CHALLENGE
In the listing below, locate the line containing "Output the text content of this document." and copy it and every line after it through the end, exactly as written, leaving out any pictures.

PROVIDED MATERIAL
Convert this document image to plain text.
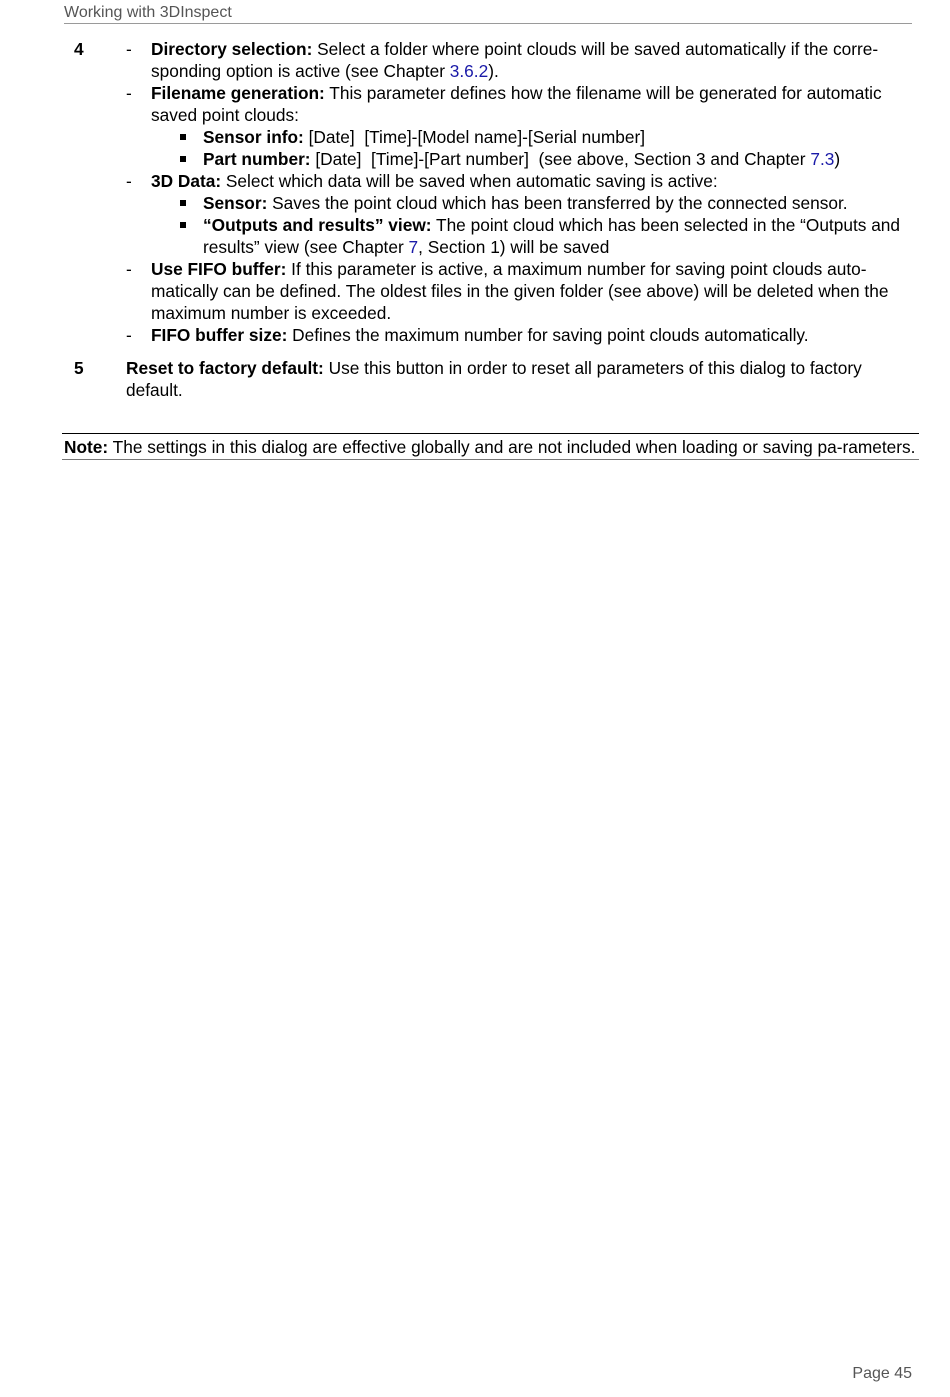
Working with 3DInspect
4 - Directory selection: Select a folder where point clouds will be saved automatically if the corre-sponding option is active (see Chapter 3.6.2).
- Filename generation: This parameter defines how the filename will be generated for automatic saved point clouds:
Sensor info: [Date]  [Time]-[Model name]-[Serial number]
Part number: [Date]  [Time]-[Part number]  (see above, Section 3 and Chapter 7.3)
- 3D Data: Select which data will be saved when automatic saving is active:
Sensor: Saves the point cloud which has been transferred by the connected sensor.
“Outputs and results” view: The point cloud which has been selected in the “Outputs and results” view (see Chapter 7, Section 1) will be saved
- Use FIFO buffer: If this parameter is active, a maximum number for saving point clouds auto-matically can be defined. The oldest files in the given folder (see above) will be deleted when the maximum number is exceeded.
- FIFO buffer size: Defines the maximum number for saving point clouds automatically.
5 Reset to factory default: Use this button in order to reset all parameters of this dialog to factory default.
Note: The settings in this dialog are effective globally and are not included when loading or saving pa-rameters.
Page 45
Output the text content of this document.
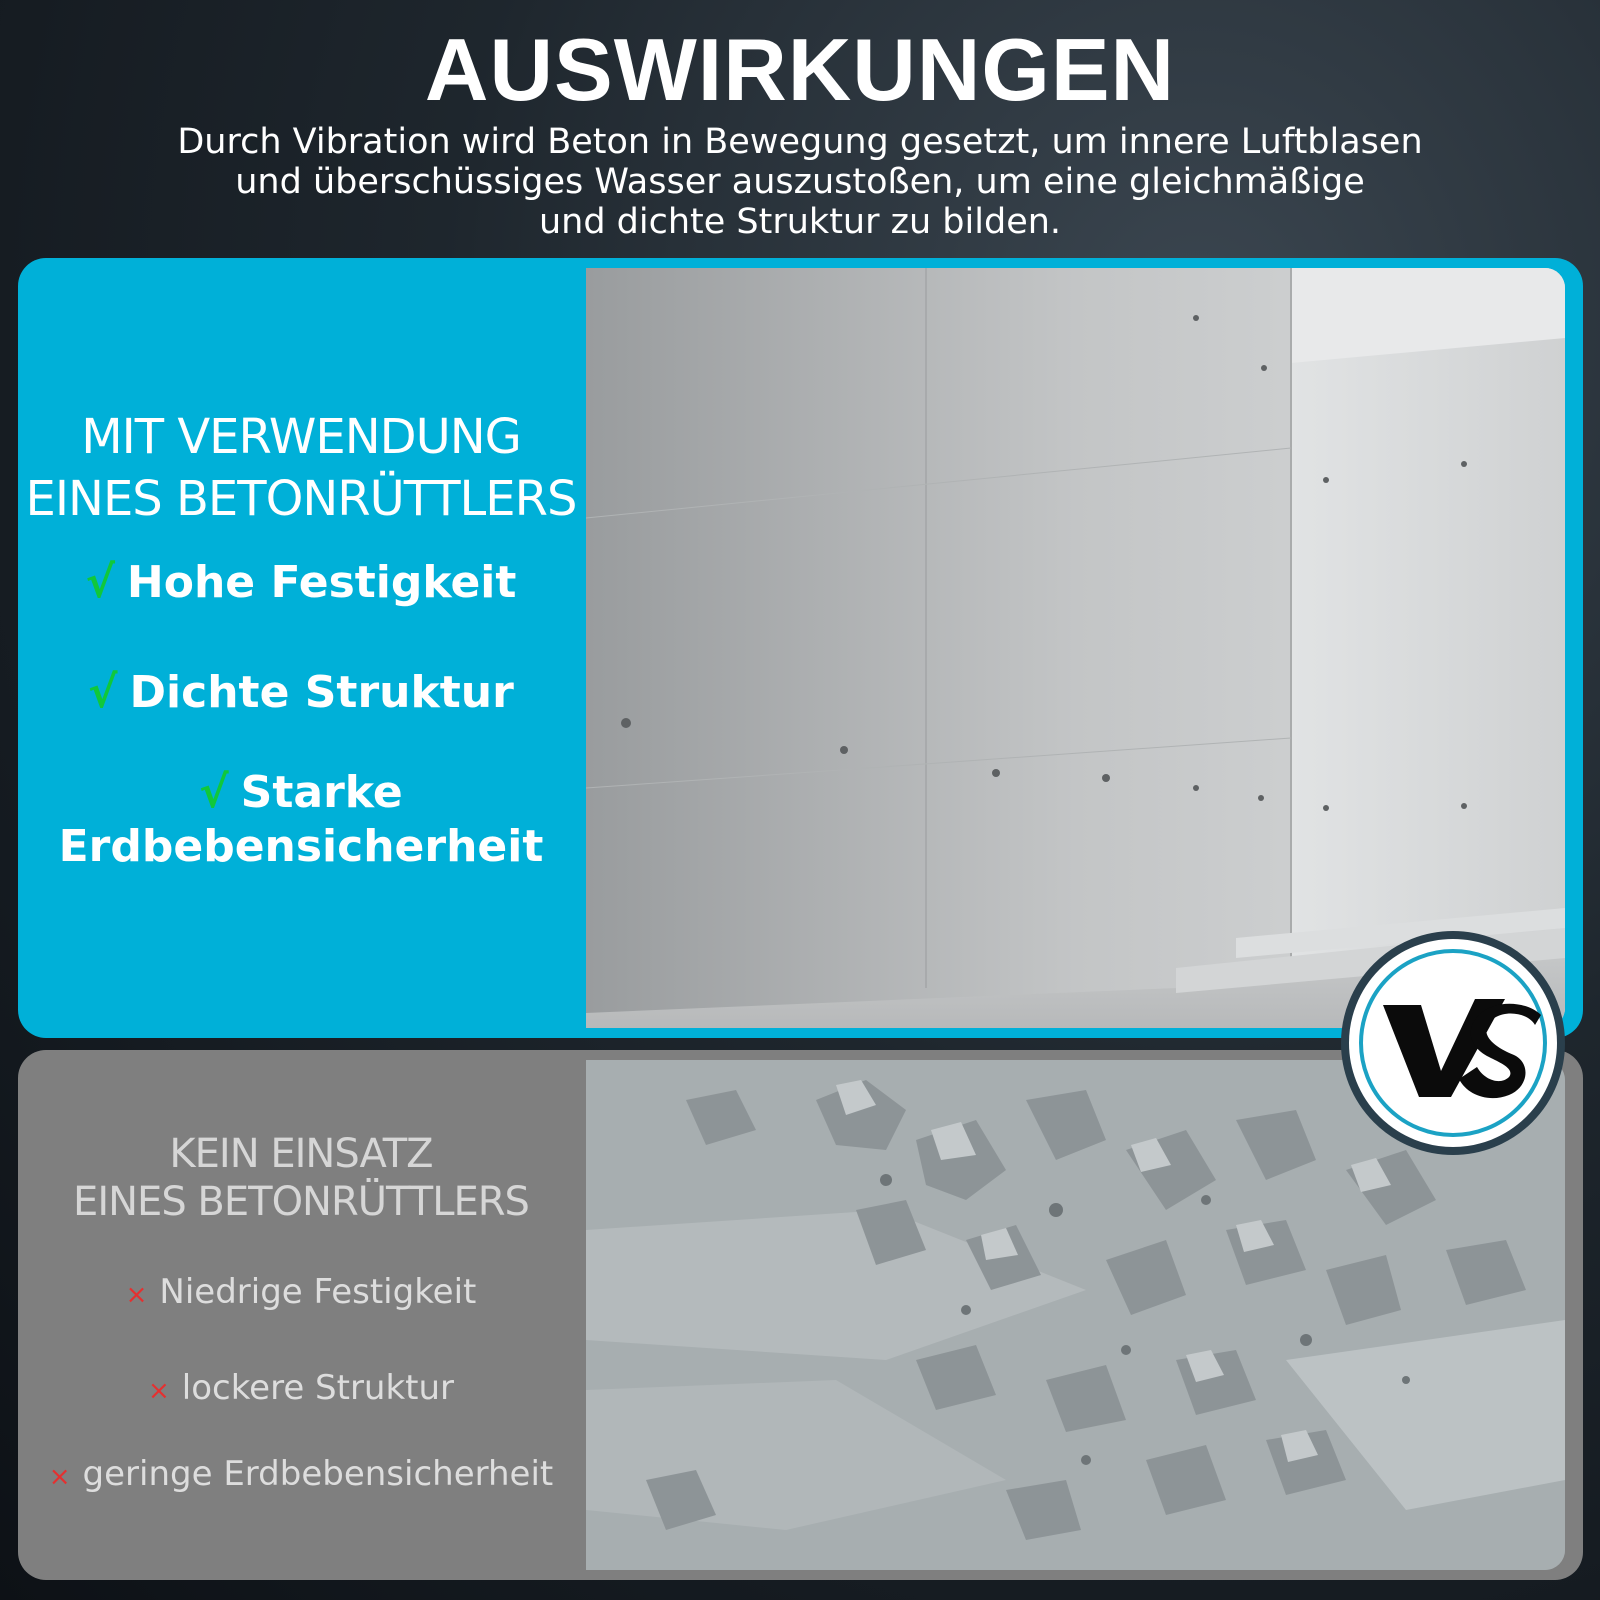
AUSWIRKUNGEN

Durch Vibration wird Beton in Bewegung gesetzt, um innere Luftblasen
und überschüssiges Wasser auszustoßen, um eine gleichmäßige
und dichte Struktur zu bilden.

MIT VERWENDUNG
EINES BETONRÜTTLERS
√ Hohe Festigkeit
√ Dichte Struktur
√ Starke
Erdbebensicherheit
KEIN EINSATZ
EINES BETONRÜTTLERS
× Niedrige Festigkeit
× lockere Struktur
× geringe Erdbebensicherheit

RESPONSE
Output the text content of this document.
AUSWIRKUNGEN

Durch Vibration wird Beton in Bewegung gesetzt, um innere Luftblasen
und überschüssiges Wasser auszustoßen, um eine gleichmäßige
und dichte Struktur zu bilden.

MIT VERWENDUNG
EINES BETONRÜTTLERS
√ Hohe Festigkeit
√ Dichte Struktur
√ Starke
Erdbebensicherheit
KEIN EINSATZ
EINES BETONRÜTTLERS
× Niedrige Festigkeit
× lockere Struktur
× geringe Erdbebensicherheit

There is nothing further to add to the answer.